Rejeição de Bolsonaro espanta partidos políticos

Esta semana, no almoço da Frente Parlamentar de Empreendedorismo, senadores e deputados federais dos mais diversos partidos estavam assustados com a alta rejeição de Jair Bolsonaro registrada pela pesquisa XP/Ibesp, e as dificuldades que esse índice de 61% trará para que o presidente da República encontre uma legenda. O PP, por exemplo, presidido pelo ministro-chefe da Casa Civil, Ciro Nogueira, não tem uma bancada toda unida em torno de Bolsonaro, está totalmente dividida. A rejeição do presidente, hoje maior que a de Lula – hoje Lula tem 45% – reforça a posição daqueles que não desejam Bolsonaro filiado nos seus partidos. Os baianos do PP são ligados ao PT do governador Rui Costa e ao senador Jaques Wagner. O governador do Maranhão, Flávio Dino, do PSB, é aliado do deputado André Fufuca. Em São Paulo, o deputado Fausto Pinato, por exemplo, está mais afeito hoje à terceira via e à candidatura de Geraldo Alckmin ao governo do estado. Logo, Bolsonaro, se for para o PP, terá uma legenda, mas não um time jogando ao seu lado.

■ **O que se pede**
Imprima na íntegra a matéria acima sobre a rejeição de Bolsonaro, sem mudar uma só palavra.

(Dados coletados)

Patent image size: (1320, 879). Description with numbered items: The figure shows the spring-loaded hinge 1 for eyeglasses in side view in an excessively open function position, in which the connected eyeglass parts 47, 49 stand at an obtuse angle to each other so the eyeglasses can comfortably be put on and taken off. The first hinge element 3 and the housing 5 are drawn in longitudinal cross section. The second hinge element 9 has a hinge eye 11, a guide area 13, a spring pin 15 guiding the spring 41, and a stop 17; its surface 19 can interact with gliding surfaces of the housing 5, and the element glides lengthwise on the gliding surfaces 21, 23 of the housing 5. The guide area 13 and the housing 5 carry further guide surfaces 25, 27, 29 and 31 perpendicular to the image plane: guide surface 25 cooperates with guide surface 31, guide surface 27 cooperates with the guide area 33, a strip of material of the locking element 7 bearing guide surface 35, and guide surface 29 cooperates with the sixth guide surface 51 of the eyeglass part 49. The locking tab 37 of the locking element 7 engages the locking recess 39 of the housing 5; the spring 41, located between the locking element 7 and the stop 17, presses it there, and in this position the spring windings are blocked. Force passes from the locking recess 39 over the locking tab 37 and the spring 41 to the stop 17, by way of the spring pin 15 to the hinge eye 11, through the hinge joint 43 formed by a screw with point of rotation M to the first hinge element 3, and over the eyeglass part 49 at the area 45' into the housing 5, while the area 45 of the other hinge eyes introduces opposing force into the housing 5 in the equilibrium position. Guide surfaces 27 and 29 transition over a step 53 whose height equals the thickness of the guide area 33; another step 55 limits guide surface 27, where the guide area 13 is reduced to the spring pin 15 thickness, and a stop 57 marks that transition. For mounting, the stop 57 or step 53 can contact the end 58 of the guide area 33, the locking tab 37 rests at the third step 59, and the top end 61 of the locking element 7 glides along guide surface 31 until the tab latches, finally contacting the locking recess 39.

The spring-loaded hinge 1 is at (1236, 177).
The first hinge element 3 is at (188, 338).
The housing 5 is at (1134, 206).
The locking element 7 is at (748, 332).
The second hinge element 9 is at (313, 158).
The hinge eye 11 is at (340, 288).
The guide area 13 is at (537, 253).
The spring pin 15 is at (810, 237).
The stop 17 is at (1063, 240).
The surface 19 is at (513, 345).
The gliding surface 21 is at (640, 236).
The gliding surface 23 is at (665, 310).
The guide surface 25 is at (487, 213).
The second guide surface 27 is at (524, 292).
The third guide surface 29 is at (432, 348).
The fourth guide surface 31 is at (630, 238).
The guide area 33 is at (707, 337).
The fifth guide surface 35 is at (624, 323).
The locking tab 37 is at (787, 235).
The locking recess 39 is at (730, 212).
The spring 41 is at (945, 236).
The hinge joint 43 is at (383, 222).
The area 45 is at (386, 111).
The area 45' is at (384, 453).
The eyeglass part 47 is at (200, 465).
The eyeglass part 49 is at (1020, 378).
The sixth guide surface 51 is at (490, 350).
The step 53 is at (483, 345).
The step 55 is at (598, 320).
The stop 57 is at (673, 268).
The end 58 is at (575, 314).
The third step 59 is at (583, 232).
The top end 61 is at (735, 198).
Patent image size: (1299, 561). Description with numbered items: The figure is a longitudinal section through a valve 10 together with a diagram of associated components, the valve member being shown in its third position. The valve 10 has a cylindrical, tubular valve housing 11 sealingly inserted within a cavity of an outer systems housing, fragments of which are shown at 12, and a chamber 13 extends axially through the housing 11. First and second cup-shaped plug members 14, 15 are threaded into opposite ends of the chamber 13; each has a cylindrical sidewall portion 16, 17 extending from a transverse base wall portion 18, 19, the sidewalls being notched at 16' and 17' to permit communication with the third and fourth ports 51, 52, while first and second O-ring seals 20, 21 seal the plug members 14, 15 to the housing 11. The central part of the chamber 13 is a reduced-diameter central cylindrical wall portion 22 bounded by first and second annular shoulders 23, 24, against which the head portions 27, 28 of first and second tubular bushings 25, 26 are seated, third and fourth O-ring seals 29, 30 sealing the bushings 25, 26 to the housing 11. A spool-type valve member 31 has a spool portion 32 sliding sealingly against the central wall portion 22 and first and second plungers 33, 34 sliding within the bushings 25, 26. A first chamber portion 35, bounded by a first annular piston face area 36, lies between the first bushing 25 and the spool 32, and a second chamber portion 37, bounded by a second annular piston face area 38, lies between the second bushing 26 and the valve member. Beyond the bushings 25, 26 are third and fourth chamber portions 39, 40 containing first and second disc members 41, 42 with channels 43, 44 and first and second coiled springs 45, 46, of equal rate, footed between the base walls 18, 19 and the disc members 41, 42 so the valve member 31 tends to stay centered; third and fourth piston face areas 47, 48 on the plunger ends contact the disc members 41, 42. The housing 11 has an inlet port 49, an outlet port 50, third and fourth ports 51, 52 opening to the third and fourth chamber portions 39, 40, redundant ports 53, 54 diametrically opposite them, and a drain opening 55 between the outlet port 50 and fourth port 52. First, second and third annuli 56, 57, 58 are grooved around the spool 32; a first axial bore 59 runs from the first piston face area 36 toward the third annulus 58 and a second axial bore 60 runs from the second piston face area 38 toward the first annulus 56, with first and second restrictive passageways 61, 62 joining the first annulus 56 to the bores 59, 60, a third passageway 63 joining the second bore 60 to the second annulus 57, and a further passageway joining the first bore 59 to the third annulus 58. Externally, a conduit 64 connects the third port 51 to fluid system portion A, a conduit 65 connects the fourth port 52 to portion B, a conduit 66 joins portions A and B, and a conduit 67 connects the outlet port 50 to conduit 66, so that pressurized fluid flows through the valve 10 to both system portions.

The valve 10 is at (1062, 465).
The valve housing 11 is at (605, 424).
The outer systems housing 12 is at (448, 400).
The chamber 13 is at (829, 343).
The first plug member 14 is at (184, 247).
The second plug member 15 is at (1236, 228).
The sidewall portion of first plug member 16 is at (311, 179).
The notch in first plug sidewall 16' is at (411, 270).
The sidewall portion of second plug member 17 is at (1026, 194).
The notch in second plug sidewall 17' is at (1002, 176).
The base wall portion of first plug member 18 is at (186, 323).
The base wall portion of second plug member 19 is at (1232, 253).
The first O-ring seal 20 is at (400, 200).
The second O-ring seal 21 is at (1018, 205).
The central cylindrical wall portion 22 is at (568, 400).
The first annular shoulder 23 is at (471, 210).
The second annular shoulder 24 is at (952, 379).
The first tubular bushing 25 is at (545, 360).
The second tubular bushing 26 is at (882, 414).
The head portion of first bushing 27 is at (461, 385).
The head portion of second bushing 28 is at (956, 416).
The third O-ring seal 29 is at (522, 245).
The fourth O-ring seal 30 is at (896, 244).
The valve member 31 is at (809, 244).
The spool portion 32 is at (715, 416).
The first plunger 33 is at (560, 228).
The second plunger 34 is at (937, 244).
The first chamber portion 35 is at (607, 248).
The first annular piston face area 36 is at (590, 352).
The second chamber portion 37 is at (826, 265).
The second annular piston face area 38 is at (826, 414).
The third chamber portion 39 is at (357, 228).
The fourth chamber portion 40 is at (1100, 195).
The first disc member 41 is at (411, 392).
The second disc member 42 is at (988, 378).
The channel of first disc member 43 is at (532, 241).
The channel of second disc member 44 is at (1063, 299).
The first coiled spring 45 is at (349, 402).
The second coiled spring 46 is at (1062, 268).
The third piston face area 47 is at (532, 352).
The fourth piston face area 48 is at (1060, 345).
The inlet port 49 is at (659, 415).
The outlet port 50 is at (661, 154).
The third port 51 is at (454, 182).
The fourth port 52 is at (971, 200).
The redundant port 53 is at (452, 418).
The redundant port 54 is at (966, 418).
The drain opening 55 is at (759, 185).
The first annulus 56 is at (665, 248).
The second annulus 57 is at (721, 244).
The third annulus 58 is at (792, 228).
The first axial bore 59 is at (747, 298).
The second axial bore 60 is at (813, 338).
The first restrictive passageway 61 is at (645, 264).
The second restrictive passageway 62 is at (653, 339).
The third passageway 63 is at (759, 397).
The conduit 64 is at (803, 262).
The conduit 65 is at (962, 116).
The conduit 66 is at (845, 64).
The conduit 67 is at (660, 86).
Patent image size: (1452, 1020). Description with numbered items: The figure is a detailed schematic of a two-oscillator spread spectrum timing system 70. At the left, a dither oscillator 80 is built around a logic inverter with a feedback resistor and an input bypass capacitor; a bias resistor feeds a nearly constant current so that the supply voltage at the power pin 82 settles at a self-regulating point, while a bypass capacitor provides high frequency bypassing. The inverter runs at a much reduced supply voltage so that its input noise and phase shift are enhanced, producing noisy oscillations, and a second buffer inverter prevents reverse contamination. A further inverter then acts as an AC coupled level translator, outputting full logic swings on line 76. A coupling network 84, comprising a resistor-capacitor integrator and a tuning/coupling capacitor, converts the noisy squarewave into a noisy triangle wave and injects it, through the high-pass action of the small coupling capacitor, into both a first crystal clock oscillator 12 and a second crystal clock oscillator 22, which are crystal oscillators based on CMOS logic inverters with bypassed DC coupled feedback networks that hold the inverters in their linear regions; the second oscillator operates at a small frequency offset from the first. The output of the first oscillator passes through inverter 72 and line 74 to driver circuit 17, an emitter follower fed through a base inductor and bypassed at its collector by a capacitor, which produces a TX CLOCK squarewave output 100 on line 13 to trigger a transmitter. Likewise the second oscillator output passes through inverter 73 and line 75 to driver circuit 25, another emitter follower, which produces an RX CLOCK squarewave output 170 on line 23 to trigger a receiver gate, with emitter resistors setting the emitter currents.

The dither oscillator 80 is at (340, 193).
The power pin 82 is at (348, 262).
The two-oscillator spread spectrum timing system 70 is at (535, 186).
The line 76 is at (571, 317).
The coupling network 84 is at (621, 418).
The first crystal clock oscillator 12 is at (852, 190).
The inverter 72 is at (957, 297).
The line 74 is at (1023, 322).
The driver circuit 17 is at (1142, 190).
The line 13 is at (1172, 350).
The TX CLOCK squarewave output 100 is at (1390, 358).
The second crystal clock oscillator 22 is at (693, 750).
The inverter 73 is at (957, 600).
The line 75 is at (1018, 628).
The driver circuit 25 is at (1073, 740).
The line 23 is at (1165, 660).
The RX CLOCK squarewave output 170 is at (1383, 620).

■ **Resultado da tarefa**
Rejeição de Bolsonaro espanta partidos políticos

Esta semana, no almoço da Frente Parlamentar de Empreendedorismo, senadores e deputados federais dos mais diversos partidos estavam assustados com a alta rejeição de Jair Bolsonaro registrada pela pesquisa XP/Ibesp, e as dificuldades que esse índice de 61% trará para que o presidente da República encontre uma legenda. O PP, por exemplo, presidido pelo ministro-chefe da Casa Civil, Ciro Nogueira, não tem uma bancada toda unida em torno de Bolsonaro, está totalmente dividida. A rejeição do presidente, hoje maior que a de Lula – hoje Lula tem 45% – reforça a posição daqueles que não desejam Bolsonaro filiado nos seus partidos. Os baianos do PP são ligados ao PT do governador Rui Costa e ao senador Jaques Wagner. O governador do Maranhão, Flávio Dino, do PSB, é aliado do deputado André Fufuca. Em São Paulo, o deputado Fausto Pinato, por exemplo, está mais afeito hoje à terceira via e à candidatura de Geraldo Alckmin ao governo do estado. Logo, Bolsonaro, se for para o PP, terá uma legenda, mas não um time jogando ao seu lado.